Saved entries:
- - -
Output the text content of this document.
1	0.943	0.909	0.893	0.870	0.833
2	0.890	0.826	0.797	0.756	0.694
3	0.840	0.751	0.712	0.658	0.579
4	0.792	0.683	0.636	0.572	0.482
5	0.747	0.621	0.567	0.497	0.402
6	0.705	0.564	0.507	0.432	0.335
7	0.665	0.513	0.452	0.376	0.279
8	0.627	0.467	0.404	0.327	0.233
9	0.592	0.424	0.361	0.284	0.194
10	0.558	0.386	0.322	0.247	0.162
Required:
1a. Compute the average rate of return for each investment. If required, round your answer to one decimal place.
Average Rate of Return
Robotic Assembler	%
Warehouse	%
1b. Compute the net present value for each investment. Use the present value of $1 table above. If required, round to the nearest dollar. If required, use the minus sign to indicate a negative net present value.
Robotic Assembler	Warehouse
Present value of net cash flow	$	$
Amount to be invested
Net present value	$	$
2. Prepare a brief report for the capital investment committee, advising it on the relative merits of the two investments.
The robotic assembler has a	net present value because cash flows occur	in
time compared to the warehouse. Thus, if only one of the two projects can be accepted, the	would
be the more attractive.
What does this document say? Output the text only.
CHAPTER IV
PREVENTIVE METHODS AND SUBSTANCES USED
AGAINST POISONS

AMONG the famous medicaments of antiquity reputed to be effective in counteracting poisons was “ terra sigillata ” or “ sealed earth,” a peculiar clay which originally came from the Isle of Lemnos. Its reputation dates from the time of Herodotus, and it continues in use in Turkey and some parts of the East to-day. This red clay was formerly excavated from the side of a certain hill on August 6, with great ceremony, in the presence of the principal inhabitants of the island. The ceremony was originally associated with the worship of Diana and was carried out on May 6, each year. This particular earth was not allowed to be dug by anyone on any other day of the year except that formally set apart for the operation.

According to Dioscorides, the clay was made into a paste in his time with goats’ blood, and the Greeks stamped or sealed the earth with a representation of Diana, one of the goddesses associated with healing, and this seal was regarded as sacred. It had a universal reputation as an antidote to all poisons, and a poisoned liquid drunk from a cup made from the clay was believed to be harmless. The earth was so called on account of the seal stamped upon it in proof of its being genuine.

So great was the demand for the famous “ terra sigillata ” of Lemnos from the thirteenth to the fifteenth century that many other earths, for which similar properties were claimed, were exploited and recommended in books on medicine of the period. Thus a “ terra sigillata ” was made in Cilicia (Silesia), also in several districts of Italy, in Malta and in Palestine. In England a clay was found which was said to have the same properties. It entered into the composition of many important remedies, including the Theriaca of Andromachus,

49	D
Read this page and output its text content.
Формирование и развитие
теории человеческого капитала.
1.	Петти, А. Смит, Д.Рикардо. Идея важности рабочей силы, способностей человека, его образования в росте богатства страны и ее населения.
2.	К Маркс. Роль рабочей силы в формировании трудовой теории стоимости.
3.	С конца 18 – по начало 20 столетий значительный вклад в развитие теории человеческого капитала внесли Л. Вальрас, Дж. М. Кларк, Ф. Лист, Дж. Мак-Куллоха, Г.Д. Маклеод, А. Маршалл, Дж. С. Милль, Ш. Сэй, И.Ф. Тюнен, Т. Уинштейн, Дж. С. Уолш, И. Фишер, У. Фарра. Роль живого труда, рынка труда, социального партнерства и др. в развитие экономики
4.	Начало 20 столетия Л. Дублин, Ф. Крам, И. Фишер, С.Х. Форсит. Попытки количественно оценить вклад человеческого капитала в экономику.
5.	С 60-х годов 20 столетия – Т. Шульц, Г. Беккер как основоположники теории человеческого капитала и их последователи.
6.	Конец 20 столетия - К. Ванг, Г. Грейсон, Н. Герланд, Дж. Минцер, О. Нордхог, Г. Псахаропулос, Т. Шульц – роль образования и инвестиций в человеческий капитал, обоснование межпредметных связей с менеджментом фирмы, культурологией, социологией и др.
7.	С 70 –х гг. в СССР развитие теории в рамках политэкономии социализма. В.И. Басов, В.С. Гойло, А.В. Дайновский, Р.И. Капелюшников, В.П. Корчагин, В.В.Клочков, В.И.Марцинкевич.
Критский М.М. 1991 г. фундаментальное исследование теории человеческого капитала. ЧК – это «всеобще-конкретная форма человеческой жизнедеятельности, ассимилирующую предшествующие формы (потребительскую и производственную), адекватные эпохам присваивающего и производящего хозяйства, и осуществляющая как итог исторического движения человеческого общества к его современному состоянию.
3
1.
- - -
• Exercise objective:
Show every line of the records above that contains the word "round".

• Response for this exercise:
1a. Compute the average rate of return for each investment. If required, round your answer to one decimal place.
1b. Compute the net present value for each investment. Use the present value of $1 table above. If required, round to the nearest dollar. If required, use the minus sign to indicate a negative net present value.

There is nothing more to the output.